• [Description of the task]
Pull out every line containing the string "Katharina".

(Dataset records)
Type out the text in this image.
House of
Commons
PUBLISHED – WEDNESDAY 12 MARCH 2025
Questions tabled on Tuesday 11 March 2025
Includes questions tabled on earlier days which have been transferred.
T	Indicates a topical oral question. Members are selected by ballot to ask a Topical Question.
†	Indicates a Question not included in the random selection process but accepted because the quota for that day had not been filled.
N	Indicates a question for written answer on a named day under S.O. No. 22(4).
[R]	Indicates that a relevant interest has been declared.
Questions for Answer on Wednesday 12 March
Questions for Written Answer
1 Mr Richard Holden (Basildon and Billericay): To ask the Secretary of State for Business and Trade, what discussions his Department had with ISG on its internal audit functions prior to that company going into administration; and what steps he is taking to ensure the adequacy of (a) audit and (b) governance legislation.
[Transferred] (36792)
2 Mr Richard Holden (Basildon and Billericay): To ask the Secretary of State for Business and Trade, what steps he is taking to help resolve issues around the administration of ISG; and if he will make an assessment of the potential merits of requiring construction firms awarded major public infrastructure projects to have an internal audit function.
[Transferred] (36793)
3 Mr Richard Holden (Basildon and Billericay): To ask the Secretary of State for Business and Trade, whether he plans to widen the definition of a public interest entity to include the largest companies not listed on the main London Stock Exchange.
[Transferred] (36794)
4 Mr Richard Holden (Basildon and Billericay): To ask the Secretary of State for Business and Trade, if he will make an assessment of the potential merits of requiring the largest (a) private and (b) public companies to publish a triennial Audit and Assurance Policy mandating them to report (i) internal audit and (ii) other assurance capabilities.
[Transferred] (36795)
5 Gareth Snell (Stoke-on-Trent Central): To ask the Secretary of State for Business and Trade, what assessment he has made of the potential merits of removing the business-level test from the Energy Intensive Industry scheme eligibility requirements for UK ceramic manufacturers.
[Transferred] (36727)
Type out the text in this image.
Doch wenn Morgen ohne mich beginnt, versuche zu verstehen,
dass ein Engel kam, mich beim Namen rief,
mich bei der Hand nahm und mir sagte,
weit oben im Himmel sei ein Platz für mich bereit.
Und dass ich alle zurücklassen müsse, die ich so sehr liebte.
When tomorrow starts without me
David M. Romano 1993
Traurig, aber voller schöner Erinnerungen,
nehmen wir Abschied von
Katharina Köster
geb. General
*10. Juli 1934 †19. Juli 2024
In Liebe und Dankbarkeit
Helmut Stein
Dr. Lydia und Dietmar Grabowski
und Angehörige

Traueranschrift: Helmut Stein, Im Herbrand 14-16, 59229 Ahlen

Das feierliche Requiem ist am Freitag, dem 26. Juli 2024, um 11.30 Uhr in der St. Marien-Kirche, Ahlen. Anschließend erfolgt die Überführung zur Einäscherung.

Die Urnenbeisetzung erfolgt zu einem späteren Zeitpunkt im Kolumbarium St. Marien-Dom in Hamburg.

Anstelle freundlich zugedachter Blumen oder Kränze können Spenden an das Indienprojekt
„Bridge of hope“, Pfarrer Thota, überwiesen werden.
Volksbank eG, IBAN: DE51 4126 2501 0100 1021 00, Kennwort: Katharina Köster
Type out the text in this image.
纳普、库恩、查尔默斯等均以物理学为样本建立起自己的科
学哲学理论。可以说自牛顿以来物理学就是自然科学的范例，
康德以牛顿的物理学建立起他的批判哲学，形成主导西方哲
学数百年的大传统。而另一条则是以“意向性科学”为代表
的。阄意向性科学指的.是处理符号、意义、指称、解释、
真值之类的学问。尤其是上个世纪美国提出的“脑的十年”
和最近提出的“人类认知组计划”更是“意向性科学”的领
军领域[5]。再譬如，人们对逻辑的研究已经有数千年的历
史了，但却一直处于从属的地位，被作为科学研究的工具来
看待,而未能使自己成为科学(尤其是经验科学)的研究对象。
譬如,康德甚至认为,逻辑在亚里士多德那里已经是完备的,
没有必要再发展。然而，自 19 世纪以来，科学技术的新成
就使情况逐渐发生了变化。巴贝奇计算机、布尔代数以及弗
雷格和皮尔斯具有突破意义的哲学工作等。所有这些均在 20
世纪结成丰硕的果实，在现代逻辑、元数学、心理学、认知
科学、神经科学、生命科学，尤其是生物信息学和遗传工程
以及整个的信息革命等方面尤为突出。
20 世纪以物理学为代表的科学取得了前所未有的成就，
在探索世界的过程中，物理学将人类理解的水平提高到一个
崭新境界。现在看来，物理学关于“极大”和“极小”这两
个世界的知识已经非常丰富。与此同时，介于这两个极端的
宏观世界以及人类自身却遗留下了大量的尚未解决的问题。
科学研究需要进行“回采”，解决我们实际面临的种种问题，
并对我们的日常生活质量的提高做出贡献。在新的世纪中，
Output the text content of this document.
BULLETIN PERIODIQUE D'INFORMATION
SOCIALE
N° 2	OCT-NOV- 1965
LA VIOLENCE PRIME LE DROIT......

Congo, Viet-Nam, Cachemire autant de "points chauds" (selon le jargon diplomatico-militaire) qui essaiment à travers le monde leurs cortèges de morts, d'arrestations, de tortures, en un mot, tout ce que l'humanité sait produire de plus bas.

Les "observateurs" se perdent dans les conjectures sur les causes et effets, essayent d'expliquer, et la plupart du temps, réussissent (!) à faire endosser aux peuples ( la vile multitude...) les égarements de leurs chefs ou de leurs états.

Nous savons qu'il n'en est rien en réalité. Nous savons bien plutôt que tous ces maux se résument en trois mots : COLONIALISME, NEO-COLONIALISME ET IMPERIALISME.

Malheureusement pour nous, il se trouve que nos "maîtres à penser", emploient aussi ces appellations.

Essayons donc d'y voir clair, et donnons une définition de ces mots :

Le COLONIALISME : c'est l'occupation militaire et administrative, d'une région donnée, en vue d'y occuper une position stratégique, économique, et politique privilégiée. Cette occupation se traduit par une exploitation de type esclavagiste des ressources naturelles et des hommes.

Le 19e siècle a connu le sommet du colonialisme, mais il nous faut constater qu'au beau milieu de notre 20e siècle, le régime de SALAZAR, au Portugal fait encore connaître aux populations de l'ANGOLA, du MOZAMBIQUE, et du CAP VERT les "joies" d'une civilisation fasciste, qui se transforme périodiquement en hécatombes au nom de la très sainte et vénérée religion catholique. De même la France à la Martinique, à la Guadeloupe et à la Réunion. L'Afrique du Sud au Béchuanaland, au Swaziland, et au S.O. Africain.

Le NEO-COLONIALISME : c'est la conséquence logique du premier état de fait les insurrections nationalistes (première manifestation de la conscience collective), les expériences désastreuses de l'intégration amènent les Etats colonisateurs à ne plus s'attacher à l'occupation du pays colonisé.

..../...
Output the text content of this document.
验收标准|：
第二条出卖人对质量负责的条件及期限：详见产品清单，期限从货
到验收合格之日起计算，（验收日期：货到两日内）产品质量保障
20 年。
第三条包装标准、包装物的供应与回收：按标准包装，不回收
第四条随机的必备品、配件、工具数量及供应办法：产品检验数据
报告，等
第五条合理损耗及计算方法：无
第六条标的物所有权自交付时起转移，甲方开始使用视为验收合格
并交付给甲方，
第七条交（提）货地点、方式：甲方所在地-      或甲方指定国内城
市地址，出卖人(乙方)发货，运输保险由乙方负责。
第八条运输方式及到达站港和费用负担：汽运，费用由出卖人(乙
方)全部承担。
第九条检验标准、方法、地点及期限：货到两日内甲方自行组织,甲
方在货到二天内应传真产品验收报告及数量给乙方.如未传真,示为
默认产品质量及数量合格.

• [Correct output]
Katharina Köster
Volksbank eG, IBAN: DE51 4126 2501 0100 1021 00, Kennwort: Katharina Köster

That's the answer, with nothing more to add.